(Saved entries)
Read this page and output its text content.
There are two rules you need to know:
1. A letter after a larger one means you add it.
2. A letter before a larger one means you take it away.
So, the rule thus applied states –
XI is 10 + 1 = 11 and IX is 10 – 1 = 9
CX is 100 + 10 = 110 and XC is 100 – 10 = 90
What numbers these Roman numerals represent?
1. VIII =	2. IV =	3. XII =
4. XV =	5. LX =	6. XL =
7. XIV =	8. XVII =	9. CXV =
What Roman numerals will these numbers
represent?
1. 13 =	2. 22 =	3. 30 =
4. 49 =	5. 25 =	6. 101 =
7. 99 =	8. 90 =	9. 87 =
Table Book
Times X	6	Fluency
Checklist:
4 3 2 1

**Task to complete**
Repeat the data precisely, reproducing every entry.

**Correct response**
Read this page and output its text content.
There are two rules you need to know:
1. A letter after a larger one means you add it.
2. A letter before a larger one means you take it away.
So, the rule thus applied states –
XI is 10 + 1 = 11 and IX is 10 – 1 = 9
CX is 100 + 10 = 110 and XC is 100 – 10 = 90
What numbers these Roman numerals represent?
1. VIII =	2. IV =	3. XII =
4. XV =	5. LX =	6. XL =
7. XIV =	8. XVII =	9. CXV =
What Roman numerals will these numbers
represent?
1. 13 =	2. 22 =	3. 30 =
4. 49 =	5. 25 =	6. 101 =
7. 99 =	8. 90 =	9. 87 =
Table Book
Times X	6	Fluency
Checklist:
4 3 2 1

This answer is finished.